[Data records]
--- Begin ---

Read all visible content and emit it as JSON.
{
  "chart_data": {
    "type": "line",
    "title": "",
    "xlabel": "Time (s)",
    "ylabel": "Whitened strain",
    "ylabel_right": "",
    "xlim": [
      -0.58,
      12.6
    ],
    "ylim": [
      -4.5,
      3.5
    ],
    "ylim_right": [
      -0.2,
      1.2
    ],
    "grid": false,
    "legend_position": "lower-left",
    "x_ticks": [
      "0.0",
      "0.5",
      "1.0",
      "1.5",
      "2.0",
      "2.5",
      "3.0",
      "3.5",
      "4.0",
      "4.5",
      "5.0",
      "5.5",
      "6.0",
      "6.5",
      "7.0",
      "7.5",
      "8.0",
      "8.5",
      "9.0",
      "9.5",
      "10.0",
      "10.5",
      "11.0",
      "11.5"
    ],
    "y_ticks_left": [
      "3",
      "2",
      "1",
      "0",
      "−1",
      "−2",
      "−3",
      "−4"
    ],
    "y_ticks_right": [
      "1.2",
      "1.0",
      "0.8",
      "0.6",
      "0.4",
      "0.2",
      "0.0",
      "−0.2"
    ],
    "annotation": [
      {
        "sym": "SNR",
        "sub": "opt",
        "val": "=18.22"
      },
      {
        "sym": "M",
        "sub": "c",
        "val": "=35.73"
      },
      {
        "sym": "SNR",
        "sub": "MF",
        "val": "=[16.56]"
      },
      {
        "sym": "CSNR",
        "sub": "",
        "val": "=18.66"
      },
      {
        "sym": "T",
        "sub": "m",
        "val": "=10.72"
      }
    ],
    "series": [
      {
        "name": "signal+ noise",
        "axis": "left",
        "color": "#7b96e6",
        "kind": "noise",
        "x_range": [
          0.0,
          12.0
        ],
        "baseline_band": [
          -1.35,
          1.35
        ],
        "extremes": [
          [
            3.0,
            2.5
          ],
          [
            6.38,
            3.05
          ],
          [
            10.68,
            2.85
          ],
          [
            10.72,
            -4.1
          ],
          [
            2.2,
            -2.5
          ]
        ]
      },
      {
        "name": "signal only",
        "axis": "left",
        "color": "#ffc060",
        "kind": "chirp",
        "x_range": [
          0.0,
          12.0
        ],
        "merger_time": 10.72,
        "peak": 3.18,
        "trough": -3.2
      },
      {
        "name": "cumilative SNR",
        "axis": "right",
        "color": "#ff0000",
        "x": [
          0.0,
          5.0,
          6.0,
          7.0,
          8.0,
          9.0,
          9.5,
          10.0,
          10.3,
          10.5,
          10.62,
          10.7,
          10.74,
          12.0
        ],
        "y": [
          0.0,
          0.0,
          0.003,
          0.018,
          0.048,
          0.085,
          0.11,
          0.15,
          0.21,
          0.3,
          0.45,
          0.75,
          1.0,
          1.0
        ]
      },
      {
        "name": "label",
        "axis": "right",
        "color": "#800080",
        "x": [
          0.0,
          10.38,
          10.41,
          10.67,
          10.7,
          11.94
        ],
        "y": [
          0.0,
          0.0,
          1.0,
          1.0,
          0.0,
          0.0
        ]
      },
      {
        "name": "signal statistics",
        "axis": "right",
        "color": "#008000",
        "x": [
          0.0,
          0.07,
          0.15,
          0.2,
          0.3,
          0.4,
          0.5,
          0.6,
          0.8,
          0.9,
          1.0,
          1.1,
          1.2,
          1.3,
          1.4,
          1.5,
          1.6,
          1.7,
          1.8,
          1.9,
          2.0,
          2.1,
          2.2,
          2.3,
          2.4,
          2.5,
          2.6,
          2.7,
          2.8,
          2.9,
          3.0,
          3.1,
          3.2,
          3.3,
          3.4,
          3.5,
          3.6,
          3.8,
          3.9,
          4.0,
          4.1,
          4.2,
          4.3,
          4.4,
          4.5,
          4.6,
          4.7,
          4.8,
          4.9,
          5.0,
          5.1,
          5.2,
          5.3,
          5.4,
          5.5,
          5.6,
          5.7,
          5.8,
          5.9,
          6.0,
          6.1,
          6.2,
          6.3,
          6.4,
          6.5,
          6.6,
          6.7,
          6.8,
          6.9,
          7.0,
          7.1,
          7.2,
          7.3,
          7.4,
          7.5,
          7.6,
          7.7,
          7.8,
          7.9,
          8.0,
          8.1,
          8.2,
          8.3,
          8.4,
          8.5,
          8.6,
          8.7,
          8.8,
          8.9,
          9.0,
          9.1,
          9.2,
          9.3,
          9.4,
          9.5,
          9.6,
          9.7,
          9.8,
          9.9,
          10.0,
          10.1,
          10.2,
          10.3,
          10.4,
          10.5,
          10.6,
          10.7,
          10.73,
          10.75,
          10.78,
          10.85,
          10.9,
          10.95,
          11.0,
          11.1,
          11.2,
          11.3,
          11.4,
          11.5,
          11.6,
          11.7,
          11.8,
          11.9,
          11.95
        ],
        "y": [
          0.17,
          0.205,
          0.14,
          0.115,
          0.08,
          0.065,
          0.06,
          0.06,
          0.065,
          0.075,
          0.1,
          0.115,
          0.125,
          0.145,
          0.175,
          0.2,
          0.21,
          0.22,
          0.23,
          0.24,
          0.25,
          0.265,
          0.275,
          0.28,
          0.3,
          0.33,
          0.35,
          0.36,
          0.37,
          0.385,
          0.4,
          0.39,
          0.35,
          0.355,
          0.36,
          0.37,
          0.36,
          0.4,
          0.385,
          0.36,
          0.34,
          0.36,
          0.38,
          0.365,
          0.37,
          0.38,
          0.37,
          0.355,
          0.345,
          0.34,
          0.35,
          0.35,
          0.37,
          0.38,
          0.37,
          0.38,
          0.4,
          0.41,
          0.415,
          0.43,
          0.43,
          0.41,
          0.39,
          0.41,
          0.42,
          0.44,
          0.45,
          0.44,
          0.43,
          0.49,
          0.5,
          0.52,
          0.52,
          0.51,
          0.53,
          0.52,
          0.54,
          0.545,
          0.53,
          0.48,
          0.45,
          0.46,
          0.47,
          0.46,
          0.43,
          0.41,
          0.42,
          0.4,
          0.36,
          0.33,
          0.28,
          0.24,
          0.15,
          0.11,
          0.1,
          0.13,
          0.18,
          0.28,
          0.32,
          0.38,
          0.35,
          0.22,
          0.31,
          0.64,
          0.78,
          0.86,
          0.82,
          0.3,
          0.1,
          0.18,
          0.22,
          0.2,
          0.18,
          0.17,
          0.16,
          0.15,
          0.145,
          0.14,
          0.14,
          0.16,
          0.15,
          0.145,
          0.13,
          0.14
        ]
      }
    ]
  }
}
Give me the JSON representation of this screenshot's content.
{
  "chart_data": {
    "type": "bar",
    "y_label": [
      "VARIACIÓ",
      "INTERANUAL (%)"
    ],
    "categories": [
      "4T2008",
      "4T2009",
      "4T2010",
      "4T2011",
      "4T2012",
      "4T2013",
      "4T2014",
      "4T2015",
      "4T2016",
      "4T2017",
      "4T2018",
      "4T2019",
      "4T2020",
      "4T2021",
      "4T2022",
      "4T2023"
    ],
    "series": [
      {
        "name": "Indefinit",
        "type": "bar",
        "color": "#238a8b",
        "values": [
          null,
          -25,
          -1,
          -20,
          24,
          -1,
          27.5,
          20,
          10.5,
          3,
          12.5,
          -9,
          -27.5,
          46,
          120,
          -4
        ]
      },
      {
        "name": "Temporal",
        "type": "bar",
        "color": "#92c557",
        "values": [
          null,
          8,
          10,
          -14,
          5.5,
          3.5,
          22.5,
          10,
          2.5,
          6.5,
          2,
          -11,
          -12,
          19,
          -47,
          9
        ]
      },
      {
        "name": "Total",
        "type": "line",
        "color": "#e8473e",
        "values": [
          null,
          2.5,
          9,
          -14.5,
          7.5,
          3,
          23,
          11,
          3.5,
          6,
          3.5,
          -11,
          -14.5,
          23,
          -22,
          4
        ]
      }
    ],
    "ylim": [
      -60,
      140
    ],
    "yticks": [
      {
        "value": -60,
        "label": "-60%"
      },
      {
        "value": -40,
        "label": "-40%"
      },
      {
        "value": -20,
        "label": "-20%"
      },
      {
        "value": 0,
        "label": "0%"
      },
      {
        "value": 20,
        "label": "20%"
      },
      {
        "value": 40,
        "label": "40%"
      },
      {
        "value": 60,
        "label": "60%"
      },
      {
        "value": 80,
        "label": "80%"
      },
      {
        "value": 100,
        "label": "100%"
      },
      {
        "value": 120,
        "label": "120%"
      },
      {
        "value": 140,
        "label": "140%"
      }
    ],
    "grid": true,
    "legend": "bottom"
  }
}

--- End ---

* _The request_:
State how many lines of the material contain the string "name", with no other words.

* _Solution to the problem_:
8